Goal> Each line containing the word "Items" needs to be copied.

=== Information supplied ===

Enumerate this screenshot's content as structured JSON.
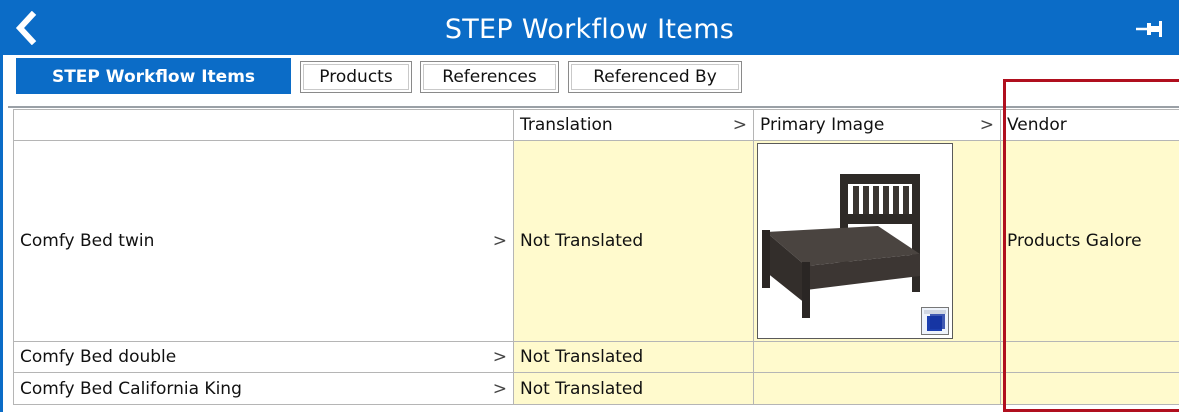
{
  "titlebar": {
    "title": "STEP Workflow Items",
    "back_icon": "chevron-left-icon",
    "pin_icon": "pin-icon",
    "color": "#0b6cc7"
  },
  "tabs": [
    {
      "label": "STEP Workflow Items",
      "active": true
    },
    {
      "label": "Products",
      "active": false
    },
    {
      "label": "References",
      "active": false
    },
    {
      "label": "Referenced By",
      "active": false
    }
  ],
  "table": {
    "columns": [
      "",
      "Translation",
      "Primary Image",
      "Vendor"
    ],
    "rows": [
      {
        "name": "Comfy Bed twin",
        "translation": "Not Translated",
        "vendor": "Products Galore",
        "has_image": true
      },
      {
        "name": "Comfy Bed double",
        "translation": "Not Translated",
        "vendor": "",
        "has_image": false
      },
      {
        "name": "Comfy Bed California King",
        "translation": "Not Translated",
        "vendor": "",
        "has_image": false
      }
    ],
    "chevron": ">"
  },
  "colors": {
    "cell_highlight": "#fffacd",
    "annotation_box": "#b00f1e"
  }
}
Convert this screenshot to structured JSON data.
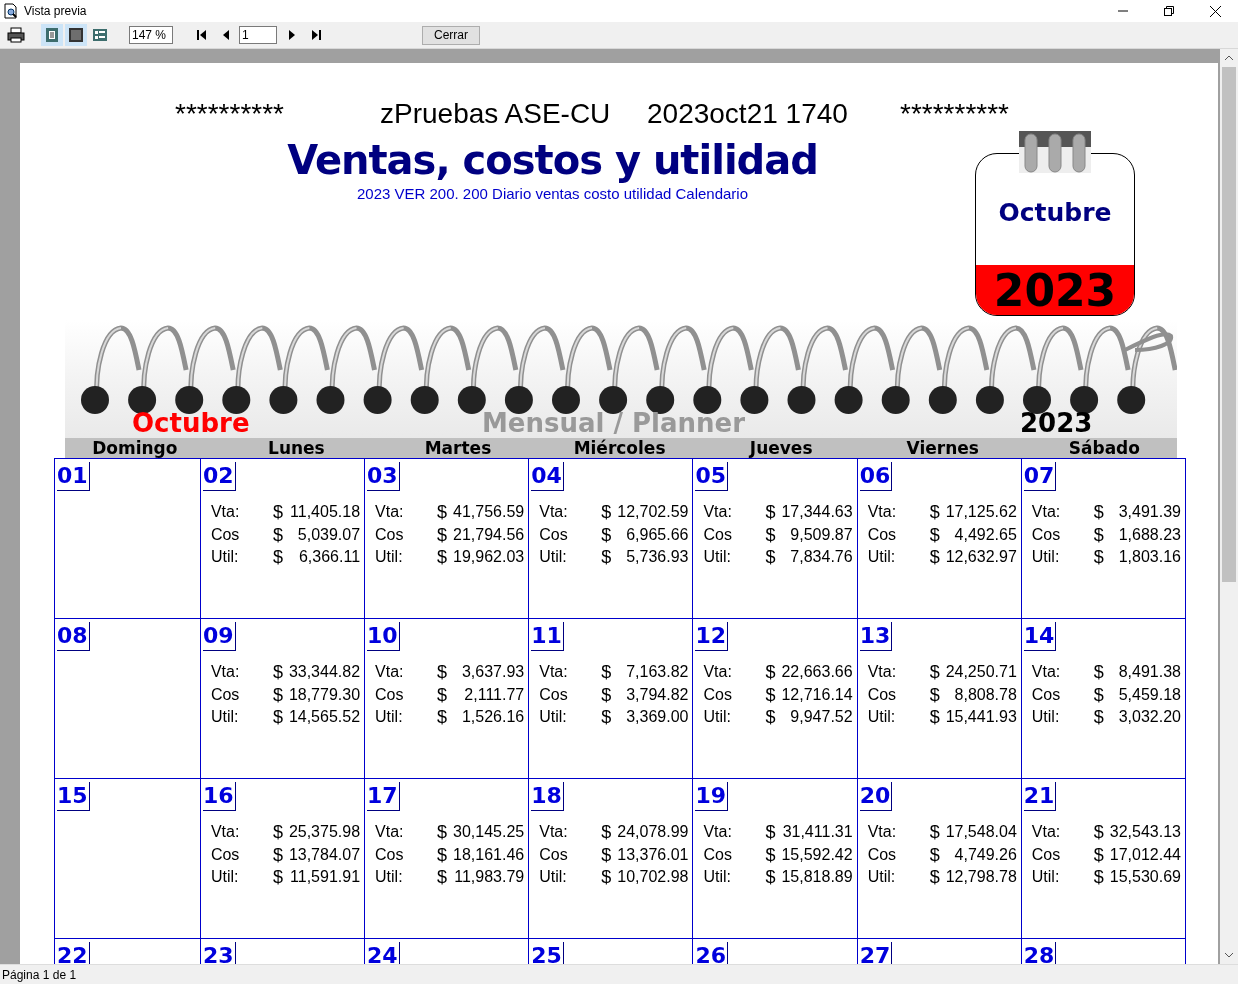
{
  "window": {
    "title": "Vista previa"
  },
  "toolbar": {
    "views": [
      {
        "selected": true
      },
      {
        "selected": true
      },
      {
        "selected": false
      }
    ],
    "zoom": "147 %",
    "page": "1",
    "close_button": "Cerrar"
  },
  "report": {
    "header": [
      "**********",
      "zPruebas ASE-CU",
      "2023oct21 1740",
      "**********"
    ],
    "title": "Ventas, costos y utilidad",
    "subtitle": "2023 VER 200. 200 Diario ventas costo utilidad Calendario",
    "badge": {
      "month": "Octubre",
      "year": "2023"
    },
    "banner": {
      "month": "Octubre",
      "subtitle": "Mensual / Planner",
      "year": "2023"
    },
    "weekdays": [
      "Domingo",
      "Lunes",
      "Martes",
      "Miércoles",
      "Jueves",
      "Viernes",
      "Sábado"
    ],
    "weeks": [
      [
        {
          "day": "01"
        },
        {
          "day": "02",
          "lines": [
            {
              "label": "Vta:",
              "currency": "$",
              "amount": "11,405.18"
            },
            {
              "label": "Cos",
              "currency": "$",
              "amount": "5,039.07"
            },
            {
              "label": "Util:",
              "currency": "$",
              "amount": "6,366.11"
            }
          ]
        },
        {
          "day": "03",
          "lines": [
            {
              "label": "Vta:",
              "currency": "$",
              "amount": "41,756.59"
            },
            {
              "label": "Cos",
              "currency": "$",
              "amount": "21,794.56"
            },
            {
              "label": "Util:",
              "currency": "$",
              "amount": "19,962.03"
            }
          ]
        },
        {
          "day": "04",
          "lines": [
            {
              "label": "Vta:",
              "currency": "$",
              "amount": "12,702.59"
            },
            {
              "label": "Cos",
              "currency": "$",
              "amount": "6,965.66"
            },
            {
              "label": "Util:",
              "currency": "$",
              "amount": "5,736.93"
            }
          ]
        },
        {
          "day": "05",
          "lines": [
            {
              "label": "Vta:",
              "currency": "$",
              "amount": "17,344.63"
            },
            {
              "label": "Cos",
              "currency": "$",
              "amount": "9,509.87"
            },
            {
              "label": "Util:",
              "currency": "$",
              "amount": "7,834.76"
            }
          ]
        },
        {
          "day": "06",
          "lines": [
            {
              "label": "Vta:",
              "currency": "$",
              "amount": "17,125.62"
            },
            {
              "label": "Cos",
              "currency": "$",
              "amount": "4,492.65"
            },
            {
              "label": "Util:",
              "currency": "$",
              "amount": "12,632.97"
            }
          ]
        },
        {
          "day": "07",
          "lines": [
            {
              "label": "Vta:",
              "currency": "$",
              "amount": "3,491.39"
            },
            {
              "label": "Cos",
              "currency": "$",
              "amount": "1,688.23"
            },
            {
              "label": "Util:",
              "currency": "$",
              "amount": "1,803.16"
            }
          ]
        }
      ],
      [
        {
          "day": "08"
        },
        {
          "day": "09",
          "lines": [
            {
              "label": "Vta:",
              "currency": "$",
              "amount": "33,344.82"
            },
            {
              "label": "Cos",
              "currency": "$",
              "amount": "18,779.30"
            },
            {
              "label": "Util:",
              "currency": "$",
              "amount": "14,565.52"
            }
          ]
        },
        {
          "day": "10",
          "lines": [
            {
              "label": "Vta:",
              "currency": "$",
              "amount": "3,637.93"
            },
            {
              "label": "Cos",
              "currency": "$",
              "amount": "2,111.77"
            },
            {
              "label": "Util:",
              "currency": "$",
              "amount": "1,526.16"
            }
          ]
        },
        {
          "day": "11",
          "lines": [
            {
              "label": "Vta:",
              "currency": "$",
              "amount": "7,163.82"
            },
            {
              "label": "Cos",
              "currency": "$",
              "amount": "3,794.82"
            },
            {
              "label": "Util:",
              "currency": "$",
              "amount": "3,369.00"
            }
          ]
        },
        {
          "day": "12",
          "lines": [
            {
              "label": "Vta:",
              "currency": "$",
              "amount": "22,663.66"
            },
            {
              "label": "Cos",
              "currency": "$",
              "amount": "12,716.14"
            },
            {
              "label": "Util:",
              "currency": "$",
              "amount": "9,947.52"
            }
          ]
        },
        {
          "day": "13",
          "lines": [
            {
              "label": "Vta:",
              "currency": "$",
              "amount": "24,250.71"
            },
            {
              "label": "Cos",
              "currency": "$",
              "amount": "8,808.78"
            },
            {
              "label": "Util:",
              "currency": "$",
              "amount": "15,441.93"
            }
          ]
        },
        {
          "day": "14",
          "lines": [
            {
              "label": "Vta:",
              "currency": "$",
              "amount": "8,491.38"
            },
            {
              "label": "Cos",
              "currency": "$",
              "amount": "5,459.18"
            },
            {
              "label": "Util:",
              "currency": "$",
              "amount": "3,032.20"
            }
          ]
        }
      ],
      [
        {
          "day": "15"
        },
        {
          "day": "16",
          "lines": [
            {
              "label": "Vta:",
              "currency": "$",
              "amount": "25,375.98"
            },
            {
              "label": "Cos",
              "currency": "$",
              "amount": "13,784.07"
            },
            {
              "label": "Util:",
              "currency": "$",
              "amount": "11,591.91"
            }
          ]
        },
        {
          "day": "17",
          "lines": [
            {
              "label": "Vta:",
              "currency": "$",
              "amount": "30,145.25"
            },
            {
              "label": "Cos",
              "currency": "$",
              "amount": "18,161.46"
            },
            {
              "label": "Util:",
              "currency": "$",
              "amount": "11,983.79"
            }
          ]
        },
        {
          "day": "18",
          "lines": [
            {
              "label": "Vta:",
              "currency": "$",
              "amount": "24,078.99"
            },
            {
              "label": "Cos",
              "currency": "$",
              "amount": "13,376.01"
            },
            {
              "label": "Util:",
              "currency": "$",
              "amount": "10,702.98"
            }
          ]
        },
        {
          "day": "19",
          "lines": [
            {
              "label": "Vta:",
              "currency": "$",
              "amount": "31,411.31"
            },
            {
              "label": "Cos",
              "currency": "$",
              "amount": "15,592.42"
            },
            {
              "label": "Util:",
              "currency": "$",
              "amount": "15,818.89"
            }
          ]
        },
        {
          "day": "20",
          "lines": [
            {
              "label": "Vta:",
              "currency": "$",
              "amount": "17,548.04"
            },
            {
              "label": "Cos",
              "currency": "$",
              "amount": "4,749.26"
            },
            {
              "label": "Util:",
              "currency": "$",
              "amount": "12,798.78"
            }
          ]
        },
        {
          "day": "21",
          "lines": [
            {
              "label": "Vta:",
              "currency": "$",
              "amount": "32,543.13"
            },
            {
              "label": "Cos",
              "currency": "$",
              "amount": "17,012.44"
            },
            {
              "label": "Util:",
              "currency": "$",
              "amount": "15,530.69"
            }
          ]
        }
      ],
      [
        {
          "day": "22"
        },
        {
          "day": "23"
        },
        {
          "day": "24"
        },
        {
          "day": "25"
        },
        {
          "day": "26"
        },
        {
          "day": "27"
        },
        {
          "day": "28"
        }
      ]
    ]
  },
  "status_bar": "Página 1 de 1"
}
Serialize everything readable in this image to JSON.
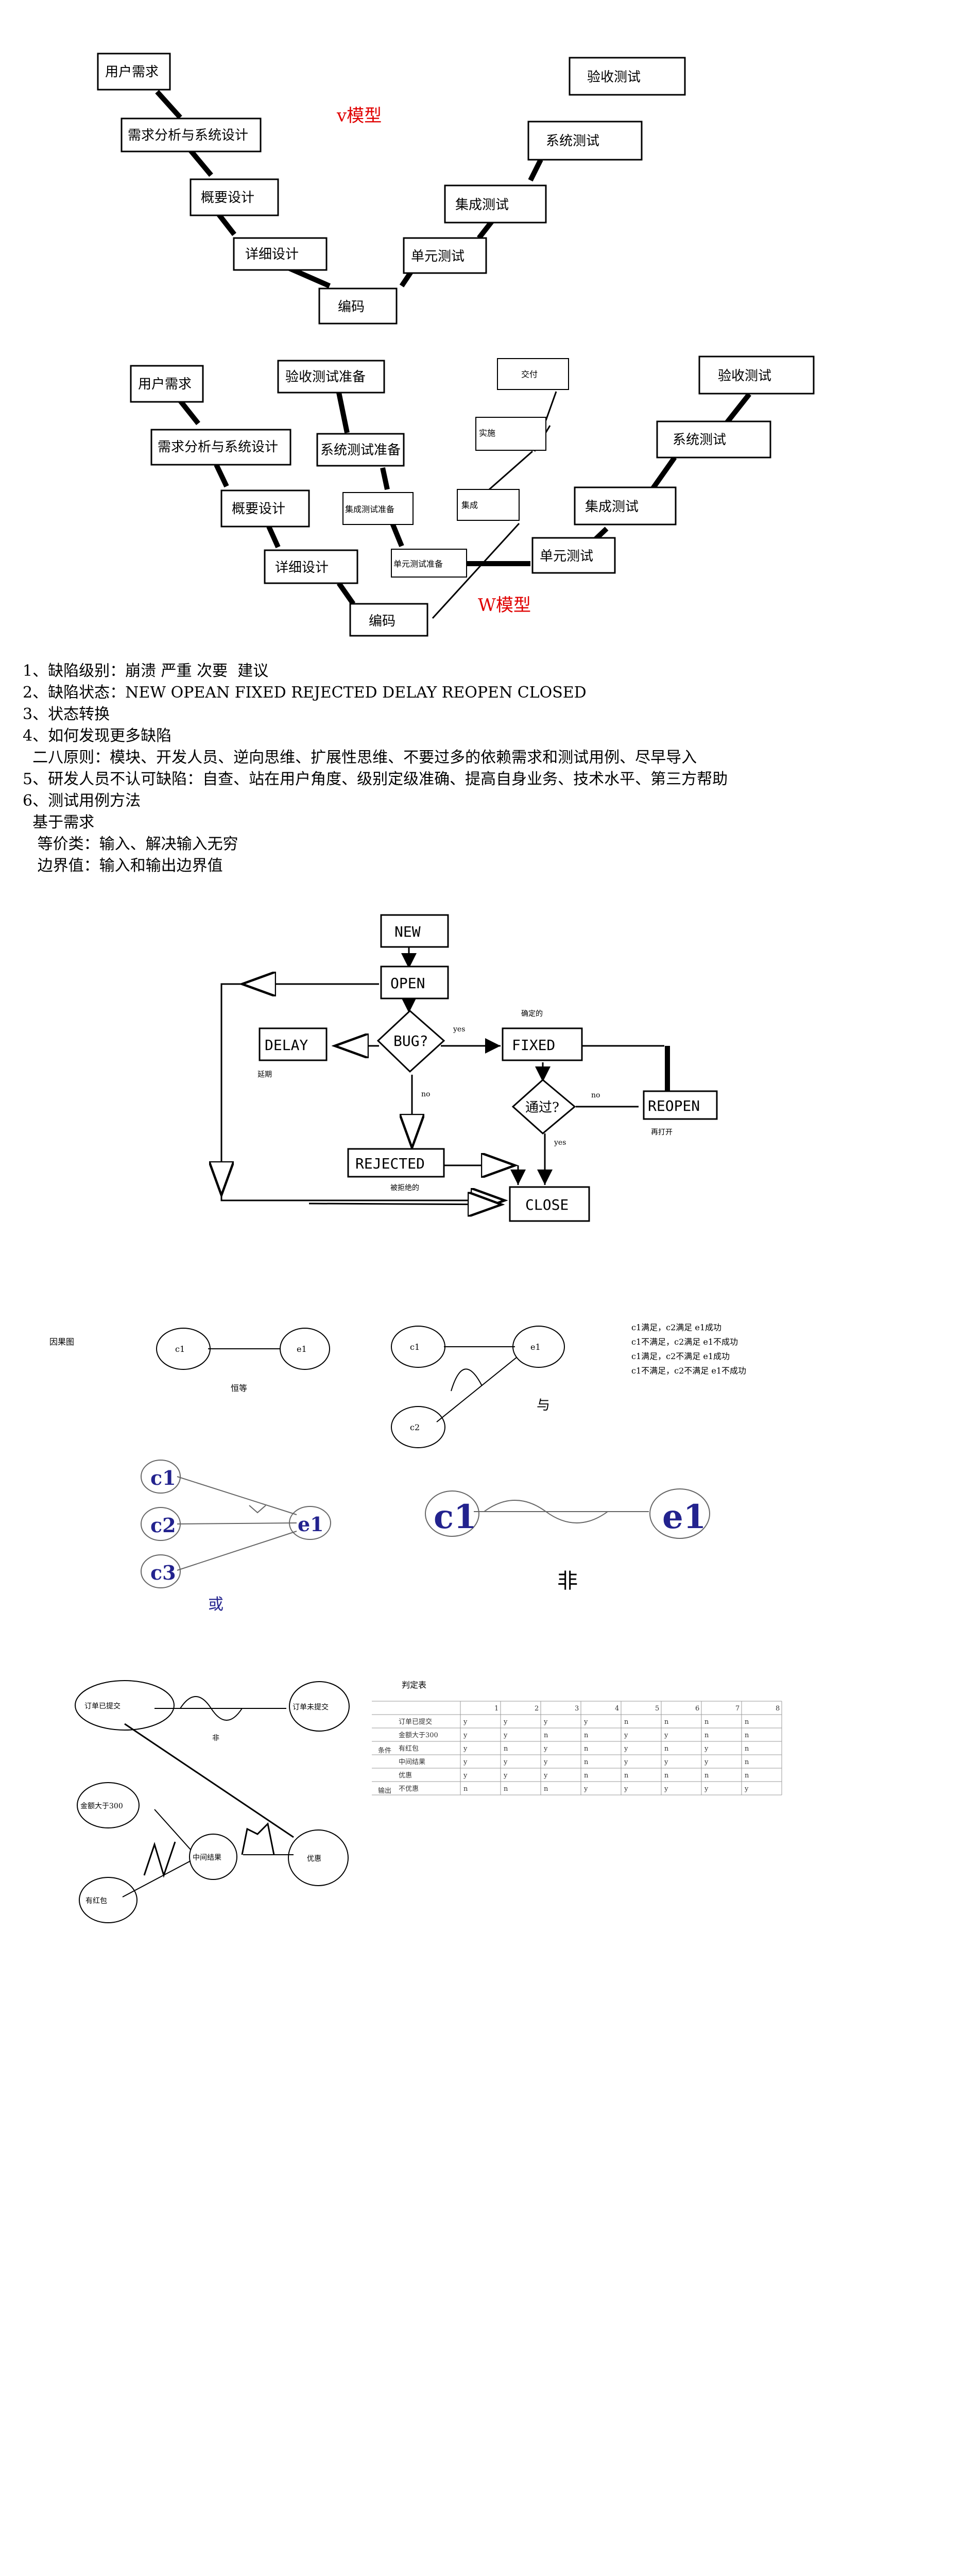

===

Written response>
    "title": "STEP Workflow Items",
      "label": "STEP Workflow Items",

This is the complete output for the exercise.